- _EXERCISE REQUIREMENTS_:
Identify each line in the records below that contains the word "title", and copy it.

--- DATA TO PROCESS ---

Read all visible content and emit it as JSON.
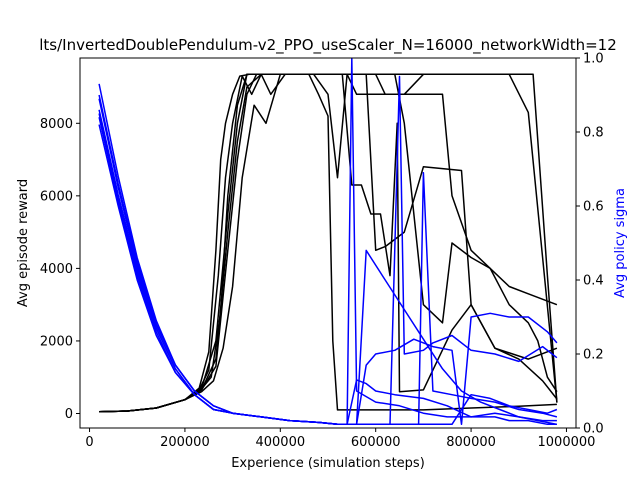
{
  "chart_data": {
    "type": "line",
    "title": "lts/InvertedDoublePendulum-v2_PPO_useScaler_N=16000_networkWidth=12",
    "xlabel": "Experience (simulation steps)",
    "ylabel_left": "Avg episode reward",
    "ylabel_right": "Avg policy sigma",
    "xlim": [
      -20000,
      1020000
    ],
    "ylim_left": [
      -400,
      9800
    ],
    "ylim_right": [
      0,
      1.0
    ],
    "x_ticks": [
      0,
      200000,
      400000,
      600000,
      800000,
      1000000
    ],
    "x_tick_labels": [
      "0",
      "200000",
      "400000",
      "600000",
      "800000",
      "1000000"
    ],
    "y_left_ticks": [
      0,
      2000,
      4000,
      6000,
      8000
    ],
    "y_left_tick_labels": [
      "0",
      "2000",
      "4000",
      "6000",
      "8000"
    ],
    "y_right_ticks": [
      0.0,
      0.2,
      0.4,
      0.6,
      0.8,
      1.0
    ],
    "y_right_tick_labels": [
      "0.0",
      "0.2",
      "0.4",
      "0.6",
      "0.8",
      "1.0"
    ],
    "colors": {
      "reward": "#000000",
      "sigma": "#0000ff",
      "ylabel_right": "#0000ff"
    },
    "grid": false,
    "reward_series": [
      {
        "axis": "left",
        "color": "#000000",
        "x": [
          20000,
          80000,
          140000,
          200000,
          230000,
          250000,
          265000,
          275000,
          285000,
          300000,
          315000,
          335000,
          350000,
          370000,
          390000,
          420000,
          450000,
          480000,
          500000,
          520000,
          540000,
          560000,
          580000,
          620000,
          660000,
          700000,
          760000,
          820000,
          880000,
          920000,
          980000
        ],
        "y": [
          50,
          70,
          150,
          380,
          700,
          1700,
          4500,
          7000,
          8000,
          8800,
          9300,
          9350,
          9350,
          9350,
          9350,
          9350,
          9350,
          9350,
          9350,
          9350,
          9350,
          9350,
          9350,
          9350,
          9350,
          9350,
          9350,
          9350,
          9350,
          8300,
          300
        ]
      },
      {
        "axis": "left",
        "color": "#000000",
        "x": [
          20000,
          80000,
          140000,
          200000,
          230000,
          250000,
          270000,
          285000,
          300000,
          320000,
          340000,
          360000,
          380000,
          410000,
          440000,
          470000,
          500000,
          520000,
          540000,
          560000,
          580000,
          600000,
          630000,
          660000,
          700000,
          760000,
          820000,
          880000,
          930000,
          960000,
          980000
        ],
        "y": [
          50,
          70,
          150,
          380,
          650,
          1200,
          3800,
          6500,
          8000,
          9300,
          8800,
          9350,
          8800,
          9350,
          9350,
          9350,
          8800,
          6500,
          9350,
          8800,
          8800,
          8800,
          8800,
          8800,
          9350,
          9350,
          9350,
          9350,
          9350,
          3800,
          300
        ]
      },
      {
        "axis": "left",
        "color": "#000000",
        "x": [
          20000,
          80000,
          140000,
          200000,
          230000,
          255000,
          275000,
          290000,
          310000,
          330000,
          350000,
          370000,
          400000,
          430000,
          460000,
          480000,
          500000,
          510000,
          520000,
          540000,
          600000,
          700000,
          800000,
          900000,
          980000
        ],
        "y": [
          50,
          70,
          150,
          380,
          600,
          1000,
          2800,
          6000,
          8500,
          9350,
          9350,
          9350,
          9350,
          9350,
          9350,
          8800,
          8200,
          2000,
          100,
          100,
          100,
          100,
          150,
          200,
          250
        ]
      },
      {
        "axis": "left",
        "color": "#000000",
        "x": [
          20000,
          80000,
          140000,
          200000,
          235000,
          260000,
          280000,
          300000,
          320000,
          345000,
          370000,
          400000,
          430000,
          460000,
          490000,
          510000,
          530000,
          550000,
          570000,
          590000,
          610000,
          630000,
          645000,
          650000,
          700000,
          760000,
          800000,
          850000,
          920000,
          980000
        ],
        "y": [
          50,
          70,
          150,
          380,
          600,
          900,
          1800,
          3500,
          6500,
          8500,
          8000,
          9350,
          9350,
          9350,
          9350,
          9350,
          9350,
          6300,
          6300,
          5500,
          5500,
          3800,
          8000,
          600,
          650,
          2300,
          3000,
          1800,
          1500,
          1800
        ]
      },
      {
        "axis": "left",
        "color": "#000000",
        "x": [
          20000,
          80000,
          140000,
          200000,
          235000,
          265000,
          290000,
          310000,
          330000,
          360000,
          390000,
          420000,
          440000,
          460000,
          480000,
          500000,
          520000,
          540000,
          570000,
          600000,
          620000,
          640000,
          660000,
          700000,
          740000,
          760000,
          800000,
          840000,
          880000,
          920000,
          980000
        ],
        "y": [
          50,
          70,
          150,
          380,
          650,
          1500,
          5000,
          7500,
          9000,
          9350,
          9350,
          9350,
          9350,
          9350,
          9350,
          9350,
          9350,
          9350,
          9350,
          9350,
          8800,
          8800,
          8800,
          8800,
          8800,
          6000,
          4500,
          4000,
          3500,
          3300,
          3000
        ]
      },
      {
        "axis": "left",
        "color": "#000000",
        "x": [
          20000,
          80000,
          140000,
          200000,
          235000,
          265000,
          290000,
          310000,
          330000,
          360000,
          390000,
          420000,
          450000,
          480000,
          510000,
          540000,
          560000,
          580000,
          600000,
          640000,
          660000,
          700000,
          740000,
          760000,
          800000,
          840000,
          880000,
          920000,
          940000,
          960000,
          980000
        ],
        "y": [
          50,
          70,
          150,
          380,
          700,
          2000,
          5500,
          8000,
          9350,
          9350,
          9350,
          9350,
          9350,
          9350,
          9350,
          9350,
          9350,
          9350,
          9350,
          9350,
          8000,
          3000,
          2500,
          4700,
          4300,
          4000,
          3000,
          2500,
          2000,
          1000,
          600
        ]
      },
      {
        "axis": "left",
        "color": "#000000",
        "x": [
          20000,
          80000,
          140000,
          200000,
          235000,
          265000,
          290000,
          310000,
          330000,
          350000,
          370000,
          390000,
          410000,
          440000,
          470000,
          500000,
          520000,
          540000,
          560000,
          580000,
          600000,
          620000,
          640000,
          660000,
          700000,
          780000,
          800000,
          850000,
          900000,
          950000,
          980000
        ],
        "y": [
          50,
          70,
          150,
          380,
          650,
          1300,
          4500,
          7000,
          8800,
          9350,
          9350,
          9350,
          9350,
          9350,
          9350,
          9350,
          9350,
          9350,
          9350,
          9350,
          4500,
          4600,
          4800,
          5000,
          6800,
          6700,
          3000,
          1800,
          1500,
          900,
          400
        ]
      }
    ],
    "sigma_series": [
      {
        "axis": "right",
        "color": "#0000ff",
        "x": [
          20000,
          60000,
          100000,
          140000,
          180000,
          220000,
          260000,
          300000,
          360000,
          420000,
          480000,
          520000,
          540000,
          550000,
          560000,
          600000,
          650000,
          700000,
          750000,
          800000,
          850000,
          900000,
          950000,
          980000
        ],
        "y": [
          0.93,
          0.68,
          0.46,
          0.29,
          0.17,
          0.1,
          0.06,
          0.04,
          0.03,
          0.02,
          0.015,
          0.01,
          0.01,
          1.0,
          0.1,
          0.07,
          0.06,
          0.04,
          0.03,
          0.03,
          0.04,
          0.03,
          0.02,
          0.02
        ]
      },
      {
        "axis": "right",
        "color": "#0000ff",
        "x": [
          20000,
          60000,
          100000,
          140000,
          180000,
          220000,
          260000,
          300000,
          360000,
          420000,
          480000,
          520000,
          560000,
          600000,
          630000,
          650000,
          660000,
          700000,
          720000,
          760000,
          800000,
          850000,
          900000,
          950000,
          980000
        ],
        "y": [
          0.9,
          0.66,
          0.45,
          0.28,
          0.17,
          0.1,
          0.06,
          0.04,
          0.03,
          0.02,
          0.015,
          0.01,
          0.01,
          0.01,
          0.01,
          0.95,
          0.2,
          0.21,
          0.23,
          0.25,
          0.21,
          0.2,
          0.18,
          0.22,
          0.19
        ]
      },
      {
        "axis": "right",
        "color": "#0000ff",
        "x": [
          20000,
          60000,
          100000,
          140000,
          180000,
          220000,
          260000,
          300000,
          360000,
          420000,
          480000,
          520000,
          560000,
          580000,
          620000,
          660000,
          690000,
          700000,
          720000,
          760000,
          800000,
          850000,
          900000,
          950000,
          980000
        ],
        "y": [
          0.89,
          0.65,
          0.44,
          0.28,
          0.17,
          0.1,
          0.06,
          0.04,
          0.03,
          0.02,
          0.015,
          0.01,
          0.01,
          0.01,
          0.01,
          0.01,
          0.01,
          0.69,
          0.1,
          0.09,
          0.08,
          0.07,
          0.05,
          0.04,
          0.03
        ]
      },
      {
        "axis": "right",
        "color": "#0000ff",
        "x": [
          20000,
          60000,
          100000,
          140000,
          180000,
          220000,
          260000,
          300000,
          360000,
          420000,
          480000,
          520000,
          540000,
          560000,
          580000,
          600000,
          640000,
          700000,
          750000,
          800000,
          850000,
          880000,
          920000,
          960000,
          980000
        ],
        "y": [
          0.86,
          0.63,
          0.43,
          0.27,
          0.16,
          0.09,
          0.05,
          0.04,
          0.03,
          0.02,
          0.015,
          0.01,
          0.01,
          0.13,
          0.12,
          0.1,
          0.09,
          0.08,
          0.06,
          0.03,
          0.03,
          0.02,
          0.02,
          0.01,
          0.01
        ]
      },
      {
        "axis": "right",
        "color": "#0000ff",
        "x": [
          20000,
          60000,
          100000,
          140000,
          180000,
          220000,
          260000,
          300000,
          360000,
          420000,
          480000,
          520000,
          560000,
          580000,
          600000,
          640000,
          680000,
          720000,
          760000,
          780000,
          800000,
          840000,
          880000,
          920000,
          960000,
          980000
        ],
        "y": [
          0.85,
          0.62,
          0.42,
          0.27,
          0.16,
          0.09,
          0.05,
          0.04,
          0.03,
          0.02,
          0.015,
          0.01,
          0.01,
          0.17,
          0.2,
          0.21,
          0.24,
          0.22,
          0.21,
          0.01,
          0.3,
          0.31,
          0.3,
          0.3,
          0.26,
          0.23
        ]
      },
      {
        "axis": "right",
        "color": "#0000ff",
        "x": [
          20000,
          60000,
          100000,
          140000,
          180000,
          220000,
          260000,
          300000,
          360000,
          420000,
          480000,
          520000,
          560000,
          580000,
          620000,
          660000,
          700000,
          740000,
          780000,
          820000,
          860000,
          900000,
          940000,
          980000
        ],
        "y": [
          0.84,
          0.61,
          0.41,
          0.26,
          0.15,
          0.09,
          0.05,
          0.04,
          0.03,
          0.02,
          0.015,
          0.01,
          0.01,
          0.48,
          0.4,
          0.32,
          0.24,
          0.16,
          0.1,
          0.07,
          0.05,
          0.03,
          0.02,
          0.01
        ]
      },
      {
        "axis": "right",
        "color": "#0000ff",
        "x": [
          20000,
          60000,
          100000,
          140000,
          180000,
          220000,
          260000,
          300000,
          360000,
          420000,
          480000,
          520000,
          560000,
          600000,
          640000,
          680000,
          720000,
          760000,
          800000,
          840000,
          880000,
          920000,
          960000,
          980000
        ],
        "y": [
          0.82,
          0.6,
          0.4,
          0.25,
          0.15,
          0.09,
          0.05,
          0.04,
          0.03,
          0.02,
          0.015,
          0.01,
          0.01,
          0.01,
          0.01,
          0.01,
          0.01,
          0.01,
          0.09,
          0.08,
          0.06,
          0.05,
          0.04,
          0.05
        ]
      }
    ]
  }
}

---
--- DATA TO PROCESS ---

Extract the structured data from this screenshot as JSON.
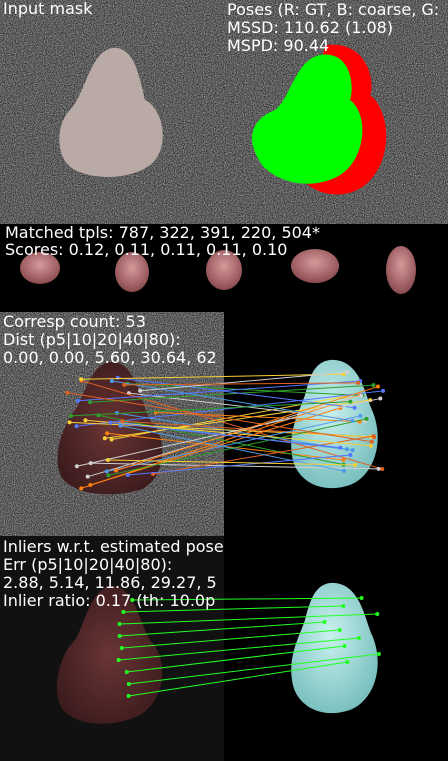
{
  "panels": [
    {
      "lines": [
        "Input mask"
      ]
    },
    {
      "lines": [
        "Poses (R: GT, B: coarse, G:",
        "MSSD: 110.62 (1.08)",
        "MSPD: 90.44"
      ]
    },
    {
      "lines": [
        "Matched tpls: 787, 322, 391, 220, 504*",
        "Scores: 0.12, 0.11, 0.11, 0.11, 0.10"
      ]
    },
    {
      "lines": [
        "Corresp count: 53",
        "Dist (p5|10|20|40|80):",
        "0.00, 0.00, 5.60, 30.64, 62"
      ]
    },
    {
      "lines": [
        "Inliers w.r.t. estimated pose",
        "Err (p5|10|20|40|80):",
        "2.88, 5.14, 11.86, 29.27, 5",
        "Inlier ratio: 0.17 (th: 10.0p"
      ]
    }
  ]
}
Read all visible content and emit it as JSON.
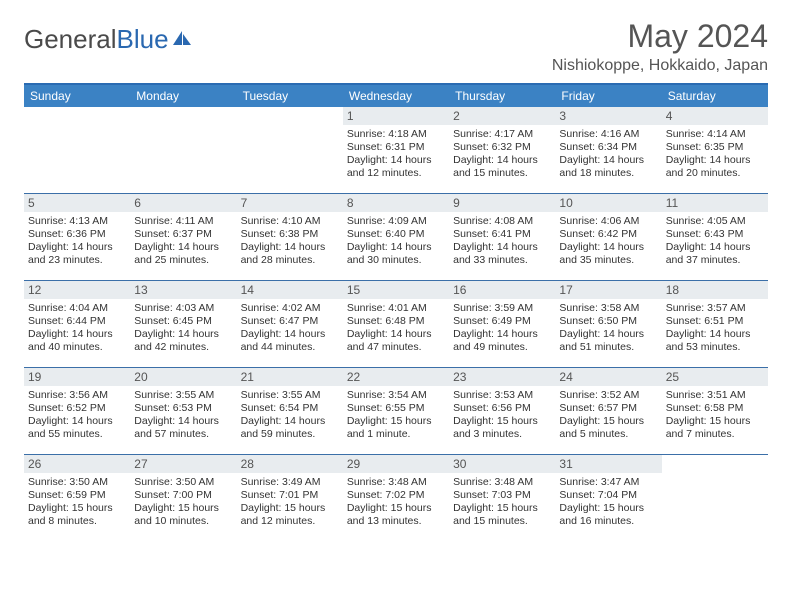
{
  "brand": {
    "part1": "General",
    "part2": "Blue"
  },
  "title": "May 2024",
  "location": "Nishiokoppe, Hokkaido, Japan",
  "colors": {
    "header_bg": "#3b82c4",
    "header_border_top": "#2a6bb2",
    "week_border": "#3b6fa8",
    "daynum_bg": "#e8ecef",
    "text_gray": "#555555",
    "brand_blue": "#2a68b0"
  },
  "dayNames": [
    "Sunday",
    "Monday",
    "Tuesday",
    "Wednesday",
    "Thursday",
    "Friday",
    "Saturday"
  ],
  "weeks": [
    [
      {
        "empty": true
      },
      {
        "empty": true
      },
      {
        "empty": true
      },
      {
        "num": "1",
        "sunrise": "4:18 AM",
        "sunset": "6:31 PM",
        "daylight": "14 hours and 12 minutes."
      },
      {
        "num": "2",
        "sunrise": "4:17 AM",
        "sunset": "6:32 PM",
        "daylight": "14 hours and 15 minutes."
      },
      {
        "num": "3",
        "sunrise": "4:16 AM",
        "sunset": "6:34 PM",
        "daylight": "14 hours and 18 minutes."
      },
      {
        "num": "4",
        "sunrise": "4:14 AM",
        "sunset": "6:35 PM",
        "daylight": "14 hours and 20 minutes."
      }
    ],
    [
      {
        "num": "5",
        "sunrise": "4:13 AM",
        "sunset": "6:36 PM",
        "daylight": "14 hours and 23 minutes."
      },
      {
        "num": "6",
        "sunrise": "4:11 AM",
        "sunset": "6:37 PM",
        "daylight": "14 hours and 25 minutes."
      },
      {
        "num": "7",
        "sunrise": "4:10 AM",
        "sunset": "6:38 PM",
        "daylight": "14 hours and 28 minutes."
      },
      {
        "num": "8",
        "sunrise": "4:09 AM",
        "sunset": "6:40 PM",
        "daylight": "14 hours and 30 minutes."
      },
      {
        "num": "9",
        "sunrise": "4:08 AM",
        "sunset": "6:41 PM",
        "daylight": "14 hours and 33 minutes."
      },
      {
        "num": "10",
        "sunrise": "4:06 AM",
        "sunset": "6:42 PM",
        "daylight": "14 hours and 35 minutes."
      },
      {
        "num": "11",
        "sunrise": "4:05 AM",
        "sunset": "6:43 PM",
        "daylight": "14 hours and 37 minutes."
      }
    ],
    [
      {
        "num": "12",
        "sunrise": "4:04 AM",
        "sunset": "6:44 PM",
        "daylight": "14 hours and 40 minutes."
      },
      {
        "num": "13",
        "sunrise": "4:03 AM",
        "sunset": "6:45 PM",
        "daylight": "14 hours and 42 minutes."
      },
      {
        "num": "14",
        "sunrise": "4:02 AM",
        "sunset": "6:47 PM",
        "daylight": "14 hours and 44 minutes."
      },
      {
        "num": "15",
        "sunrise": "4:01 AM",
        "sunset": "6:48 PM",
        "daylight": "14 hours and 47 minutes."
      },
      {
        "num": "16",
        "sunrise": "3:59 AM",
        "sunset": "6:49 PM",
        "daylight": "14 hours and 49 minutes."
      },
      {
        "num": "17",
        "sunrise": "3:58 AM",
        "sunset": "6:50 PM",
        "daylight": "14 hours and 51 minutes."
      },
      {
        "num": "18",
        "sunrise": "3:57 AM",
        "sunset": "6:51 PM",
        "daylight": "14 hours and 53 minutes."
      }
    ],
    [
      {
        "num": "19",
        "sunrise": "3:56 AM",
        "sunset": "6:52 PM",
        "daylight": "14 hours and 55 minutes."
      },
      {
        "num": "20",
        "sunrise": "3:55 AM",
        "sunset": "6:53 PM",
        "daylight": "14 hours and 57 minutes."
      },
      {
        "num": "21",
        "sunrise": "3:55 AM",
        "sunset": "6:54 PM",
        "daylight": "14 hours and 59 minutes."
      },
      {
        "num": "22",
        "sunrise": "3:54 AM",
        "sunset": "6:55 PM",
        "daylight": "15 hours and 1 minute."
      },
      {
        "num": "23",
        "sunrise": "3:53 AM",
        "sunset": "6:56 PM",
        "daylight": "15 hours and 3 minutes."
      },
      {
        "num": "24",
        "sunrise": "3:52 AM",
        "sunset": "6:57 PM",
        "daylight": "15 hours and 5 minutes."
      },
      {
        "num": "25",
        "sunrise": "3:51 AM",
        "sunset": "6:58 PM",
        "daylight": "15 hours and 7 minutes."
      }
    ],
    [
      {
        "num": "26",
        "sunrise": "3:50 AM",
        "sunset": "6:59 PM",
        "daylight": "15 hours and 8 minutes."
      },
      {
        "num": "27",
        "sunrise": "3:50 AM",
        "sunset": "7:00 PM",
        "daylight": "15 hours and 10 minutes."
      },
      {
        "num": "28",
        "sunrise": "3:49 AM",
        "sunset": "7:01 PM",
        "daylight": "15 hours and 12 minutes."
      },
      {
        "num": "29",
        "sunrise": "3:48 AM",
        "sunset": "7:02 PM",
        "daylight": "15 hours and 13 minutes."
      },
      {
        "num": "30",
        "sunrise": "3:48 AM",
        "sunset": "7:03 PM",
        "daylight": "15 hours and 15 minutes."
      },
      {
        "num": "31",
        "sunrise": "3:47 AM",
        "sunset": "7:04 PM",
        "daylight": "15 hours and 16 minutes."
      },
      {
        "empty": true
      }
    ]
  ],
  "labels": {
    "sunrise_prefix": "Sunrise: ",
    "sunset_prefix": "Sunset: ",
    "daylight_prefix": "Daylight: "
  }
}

---

- _FULL SOLUTION_:
    "title": "lts/InvertedDoublePendulum-v2_PPO_useScaler_N=16000_networkWidth=12",
  "title": "May 2024",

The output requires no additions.